→ **Work to do**
Copy out all lines of the records in which the word "crude" appears.

Collection entries:
- - - -
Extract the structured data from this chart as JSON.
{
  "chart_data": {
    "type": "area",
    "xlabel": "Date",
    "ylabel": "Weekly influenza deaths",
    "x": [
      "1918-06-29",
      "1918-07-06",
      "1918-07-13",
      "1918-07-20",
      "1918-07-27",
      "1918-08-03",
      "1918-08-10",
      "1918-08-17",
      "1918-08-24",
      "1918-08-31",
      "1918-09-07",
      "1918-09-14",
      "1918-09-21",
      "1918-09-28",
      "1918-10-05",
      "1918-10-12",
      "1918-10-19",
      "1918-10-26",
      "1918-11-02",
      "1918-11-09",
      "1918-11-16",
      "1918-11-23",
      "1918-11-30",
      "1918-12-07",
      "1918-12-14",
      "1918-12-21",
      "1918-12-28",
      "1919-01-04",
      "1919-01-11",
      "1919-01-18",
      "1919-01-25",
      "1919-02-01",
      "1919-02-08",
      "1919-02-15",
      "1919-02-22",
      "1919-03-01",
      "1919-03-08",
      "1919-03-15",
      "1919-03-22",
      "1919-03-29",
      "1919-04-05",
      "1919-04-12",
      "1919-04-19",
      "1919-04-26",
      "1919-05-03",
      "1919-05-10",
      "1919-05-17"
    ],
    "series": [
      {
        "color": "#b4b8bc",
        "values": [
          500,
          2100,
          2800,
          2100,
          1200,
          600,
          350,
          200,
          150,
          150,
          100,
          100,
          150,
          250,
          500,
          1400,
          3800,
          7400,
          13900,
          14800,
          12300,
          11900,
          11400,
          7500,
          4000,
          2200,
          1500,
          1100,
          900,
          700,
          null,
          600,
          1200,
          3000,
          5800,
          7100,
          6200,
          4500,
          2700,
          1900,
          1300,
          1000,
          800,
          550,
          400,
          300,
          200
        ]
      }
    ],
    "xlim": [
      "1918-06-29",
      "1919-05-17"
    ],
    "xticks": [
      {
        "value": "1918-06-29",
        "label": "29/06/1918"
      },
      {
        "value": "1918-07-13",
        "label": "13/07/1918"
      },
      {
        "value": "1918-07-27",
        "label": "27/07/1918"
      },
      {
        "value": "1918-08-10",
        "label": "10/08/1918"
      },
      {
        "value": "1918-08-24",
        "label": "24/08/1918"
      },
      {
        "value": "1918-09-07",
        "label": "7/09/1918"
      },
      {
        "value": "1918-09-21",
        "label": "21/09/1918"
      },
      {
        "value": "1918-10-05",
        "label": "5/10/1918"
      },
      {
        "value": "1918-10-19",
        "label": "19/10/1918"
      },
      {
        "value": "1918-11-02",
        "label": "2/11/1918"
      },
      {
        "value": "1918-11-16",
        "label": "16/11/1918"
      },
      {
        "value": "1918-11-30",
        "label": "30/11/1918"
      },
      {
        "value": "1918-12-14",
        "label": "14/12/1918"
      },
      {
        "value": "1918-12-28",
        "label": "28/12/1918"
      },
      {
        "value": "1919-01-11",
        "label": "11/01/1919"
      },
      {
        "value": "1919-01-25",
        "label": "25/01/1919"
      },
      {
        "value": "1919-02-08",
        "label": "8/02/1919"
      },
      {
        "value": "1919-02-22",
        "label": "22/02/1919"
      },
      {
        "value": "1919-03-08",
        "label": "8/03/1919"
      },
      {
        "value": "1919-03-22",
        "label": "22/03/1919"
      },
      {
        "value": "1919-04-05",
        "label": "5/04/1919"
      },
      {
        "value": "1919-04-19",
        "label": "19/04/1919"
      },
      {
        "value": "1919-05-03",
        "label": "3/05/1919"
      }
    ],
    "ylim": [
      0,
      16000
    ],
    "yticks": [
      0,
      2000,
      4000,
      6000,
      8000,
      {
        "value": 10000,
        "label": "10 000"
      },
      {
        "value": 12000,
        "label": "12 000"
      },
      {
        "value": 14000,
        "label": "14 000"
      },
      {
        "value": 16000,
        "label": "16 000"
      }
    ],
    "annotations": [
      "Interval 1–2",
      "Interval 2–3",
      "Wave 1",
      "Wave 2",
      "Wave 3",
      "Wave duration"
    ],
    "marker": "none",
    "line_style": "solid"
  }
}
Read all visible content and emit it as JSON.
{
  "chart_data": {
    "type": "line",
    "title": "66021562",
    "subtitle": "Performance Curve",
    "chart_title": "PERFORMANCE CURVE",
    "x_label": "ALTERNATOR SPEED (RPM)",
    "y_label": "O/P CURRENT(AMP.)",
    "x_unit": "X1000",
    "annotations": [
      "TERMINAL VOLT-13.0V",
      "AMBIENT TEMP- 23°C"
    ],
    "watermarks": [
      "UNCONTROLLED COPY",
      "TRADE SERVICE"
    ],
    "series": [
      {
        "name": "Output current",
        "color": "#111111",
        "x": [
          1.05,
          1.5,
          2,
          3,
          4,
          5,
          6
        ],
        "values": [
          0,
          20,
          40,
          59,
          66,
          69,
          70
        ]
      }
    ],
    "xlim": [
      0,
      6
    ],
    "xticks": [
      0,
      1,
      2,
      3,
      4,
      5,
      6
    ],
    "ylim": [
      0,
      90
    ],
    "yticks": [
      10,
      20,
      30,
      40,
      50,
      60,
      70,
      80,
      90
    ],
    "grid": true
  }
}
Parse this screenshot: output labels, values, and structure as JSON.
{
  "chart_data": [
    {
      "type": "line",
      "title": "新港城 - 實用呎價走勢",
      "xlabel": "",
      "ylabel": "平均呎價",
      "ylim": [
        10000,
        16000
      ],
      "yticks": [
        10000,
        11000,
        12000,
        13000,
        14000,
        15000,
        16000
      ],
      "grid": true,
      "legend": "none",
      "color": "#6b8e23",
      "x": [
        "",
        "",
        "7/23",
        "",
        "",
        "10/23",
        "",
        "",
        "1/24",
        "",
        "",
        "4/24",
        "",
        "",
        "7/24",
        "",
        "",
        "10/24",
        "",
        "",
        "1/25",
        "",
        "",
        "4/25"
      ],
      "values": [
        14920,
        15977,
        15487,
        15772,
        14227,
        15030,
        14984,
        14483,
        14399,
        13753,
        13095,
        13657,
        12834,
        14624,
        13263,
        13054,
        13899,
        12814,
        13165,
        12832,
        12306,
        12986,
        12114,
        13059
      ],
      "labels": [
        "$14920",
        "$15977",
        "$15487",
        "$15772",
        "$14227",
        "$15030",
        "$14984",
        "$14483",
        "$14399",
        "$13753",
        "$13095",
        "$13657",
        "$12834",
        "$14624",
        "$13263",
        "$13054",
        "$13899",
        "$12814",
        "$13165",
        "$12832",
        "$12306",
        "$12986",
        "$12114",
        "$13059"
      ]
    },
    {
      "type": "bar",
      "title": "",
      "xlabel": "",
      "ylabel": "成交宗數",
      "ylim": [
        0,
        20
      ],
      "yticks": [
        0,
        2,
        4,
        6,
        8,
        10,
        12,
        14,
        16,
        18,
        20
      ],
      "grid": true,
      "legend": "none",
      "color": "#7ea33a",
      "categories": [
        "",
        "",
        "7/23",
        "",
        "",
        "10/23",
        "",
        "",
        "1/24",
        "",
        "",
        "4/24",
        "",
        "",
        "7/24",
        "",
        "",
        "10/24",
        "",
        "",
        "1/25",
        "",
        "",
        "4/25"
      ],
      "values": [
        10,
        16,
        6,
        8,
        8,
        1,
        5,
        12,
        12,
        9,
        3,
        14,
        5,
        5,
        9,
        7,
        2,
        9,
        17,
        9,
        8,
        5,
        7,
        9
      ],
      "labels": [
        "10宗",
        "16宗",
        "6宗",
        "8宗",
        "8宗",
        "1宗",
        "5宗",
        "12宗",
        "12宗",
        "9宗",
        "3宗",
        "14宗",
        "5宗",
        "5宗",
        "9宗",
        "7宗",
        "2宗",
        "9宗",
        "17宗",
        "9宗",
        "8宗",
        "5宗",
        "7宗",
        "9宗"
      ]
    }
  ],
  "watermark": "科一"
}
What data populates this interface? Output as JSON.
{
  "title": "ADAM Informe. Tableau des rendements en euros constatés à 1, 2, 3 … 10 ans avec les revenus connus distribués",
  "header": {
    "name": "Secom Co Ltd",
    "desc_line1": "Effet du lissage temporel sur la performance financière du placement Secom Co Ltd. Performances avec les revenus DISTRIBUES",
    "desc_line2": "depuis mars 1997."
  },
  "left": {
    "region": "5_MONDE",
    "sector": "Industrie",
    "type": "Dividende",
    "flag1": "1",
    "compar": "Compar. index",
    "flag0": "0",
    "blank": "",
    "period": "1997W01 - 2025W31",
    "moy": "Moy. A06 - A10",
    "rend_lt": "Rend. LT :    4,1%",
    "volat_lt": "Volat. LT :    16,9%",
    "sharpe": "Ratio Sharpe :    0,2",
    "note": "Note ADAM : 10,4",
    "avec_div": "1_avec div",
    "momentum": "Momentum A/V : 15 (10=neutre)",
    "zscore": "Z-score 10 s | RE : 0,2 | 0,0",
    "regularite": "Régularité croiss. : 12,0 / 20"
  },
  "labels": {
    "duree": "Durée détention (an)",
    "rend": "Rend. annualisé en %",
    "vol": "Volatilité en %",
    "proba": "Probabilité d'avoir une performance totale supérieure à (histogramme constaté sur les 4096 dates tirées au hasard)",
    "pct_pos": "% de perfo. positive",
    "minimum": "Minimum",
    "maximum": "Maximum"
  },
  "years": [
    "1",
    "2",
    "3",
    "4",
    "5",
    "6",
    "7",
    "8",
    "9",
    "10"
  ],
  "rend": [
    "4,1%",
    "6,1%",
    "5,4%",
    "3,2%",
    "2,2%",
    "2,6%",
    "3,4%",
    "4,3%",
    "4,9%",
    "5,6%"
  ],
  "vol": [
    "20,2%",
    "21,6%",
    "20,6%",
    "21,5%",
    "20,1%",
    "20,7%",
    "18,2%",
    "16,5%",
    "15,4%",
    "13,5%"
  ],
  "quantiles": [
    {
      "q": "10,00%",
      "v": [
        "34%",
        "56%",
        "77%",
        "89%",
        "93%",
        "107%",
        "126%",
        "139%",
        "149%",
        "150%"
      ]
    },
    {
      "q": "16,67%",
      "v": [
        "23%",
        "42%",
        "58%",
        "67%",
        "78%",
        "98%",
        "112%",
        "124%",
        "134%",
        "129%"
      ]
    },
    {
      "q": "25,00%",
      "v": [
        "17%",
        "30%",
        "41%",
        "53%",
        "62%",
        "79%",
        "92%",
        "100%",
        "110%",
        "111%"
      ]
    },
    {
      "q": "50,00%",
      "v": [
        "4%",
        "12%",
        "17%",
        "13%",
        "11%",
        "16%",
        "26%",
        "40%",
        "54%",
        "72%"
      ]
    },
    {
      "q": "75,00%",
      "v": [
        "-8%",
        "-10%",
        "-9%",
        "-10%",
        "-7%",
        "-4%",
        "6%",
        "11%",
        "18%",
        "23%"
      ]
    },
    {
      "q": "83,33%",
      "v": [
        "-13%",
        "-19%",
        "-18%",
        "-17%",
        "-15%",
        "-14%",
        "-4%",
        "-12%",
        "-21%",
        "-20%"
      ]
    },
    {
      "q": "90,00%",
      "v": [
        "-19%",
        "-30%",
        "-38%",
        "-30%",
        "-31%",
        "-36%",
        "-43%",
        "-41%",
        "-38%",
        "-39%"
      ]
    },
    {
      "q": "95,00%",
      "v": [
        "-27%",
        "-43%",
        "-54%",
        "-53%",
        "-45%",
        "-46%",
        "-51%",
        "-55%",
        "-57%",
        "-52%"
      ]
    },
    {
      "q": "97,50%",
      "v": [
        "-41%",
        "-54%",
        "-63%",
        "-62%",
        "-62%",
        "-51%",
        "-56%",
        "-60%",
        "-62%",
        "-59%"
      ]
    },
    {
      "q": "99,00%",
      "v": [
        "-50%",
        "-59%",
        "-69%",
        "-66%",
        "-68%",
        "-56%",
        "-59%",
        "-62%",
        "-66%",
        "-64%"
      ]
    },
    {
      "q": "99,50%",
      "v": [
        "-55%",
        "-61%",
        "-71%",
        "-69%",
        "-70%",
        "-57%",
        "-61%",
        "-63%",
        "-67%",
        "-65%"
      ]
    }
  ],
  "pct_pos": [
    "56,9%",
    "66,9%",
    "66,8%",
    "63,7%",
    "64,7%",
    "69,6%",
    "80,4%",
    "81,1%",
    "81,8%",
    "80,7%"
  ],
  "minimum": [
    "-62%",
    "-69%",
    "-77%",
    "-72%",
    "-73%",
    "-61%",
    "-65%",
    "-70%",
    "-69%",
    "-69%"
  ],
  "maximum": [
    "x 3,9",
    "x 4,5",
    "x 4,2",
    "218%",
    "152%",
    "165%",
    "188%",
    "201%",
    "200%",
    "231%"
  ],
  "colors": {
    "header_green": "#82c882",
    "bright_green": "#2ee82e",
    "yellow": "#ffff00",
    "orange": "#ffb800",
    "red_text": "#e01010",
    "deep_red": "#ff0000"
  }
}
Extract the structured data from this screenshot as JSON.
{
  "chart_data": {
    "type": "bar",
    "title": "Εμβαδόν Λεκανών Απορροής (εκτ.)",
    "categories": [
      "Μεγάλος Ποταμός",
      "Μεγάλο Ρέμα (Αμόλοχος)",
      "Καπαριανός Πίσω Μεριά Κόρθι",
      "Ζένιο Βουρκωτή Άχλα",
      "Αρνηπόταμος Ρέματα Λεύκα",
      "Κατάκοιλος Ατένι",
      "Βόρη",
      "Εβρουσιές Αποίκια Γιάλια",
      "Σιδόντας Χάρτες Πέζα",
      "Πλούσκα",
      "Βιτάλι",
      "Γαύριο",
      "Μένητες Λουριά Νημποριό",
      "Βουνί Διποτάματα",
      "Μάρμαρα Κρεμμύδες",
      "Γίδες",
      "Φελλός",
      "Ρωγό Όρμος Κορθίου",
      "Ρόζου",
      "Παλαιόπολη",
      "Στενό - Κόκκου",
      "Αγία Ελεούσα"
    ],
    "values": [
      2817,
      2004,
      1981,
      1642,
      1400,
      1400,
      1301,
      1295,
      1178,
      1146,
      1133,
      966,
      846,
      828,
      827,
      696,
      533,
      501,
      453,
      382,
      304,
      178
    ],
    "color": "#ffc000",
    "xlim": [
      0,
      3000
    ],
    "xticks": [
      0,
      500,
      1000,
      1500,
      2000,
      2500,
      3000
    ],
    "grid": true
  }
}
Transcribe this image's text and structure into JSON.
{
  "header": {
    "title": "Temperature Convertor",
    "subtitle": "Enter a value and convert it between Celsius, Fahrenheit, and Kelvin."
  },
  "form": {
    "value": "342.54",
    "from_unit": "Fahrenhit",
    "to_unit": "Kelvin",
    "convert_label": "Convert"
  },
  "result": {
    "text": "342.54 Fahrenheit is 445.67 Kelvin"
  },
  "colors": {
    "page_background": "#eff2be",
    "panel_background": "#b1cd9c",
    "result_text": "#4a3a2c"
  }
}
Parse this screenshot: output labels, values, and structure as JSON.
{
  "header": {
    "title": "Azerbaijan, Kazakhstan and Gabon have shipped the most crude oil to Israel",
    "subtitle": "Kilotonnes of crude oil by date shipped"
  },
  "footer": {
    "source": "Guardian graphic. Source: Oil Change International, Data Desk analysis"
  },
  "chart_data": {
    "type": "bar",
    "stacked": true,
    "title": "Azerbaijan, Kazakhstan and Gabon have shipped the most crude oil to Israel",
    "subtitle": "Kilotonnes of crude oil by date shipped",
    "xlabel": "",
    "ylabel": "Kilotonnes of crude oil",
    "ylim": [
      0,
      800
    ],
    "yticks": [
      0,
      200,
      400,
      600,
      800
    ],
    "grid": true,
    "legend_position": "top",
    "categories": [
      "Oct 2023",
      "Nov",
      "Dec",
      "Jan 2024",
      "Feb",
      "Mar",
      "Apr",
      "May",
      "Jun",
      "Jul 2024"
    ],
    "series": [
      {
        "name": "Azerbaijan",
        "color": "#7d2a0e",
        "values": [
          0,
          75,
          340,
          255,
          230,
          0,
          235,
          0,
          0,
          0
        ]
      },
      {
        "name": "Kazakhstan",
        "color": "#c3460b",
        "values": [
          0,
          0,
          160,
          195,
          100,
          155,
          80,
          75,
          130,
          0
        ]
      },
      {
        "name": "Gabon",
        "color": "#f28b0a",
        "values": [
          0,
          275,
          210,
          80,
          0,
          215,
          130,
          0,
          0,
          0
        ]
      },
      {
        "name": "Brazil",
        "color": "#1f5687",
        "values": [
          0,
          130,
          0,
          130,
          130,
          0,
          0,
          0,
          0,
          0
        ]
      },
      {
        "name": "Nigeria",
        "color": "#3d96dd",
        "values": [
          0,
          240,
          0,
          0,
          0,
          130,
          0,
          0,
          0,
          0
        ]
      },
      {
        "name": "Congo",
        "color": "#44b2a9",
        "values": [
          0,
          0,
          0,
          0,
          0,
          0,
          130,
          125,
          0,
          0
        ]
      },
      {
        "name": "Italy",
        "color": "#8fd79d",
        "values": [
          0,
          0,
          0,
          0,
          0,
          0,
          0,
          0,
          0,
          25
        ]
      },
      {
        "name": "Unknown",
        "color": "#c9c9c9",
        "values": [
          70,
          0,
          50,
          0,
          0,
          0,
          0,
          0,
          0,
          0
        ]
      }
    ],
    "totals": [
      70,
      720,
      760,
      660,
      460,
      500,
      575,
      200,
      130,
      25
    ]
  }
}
- - - -
→ **Response to the task**
    "title": "Azerbaijan, Kazakhstan and Gabon have shipped the most crude oil to Israel",
    "subtitle": "Kilotonnes of crude oil by date shipped"
    "title": "Azerbaijan, Kazakhstan and Gabon have shipped the most crude oil to Israel",
    "subtitle": "Kilotonnes of crude oil by date shipped",
    "ylabel": "Kilotonnes of crude oil",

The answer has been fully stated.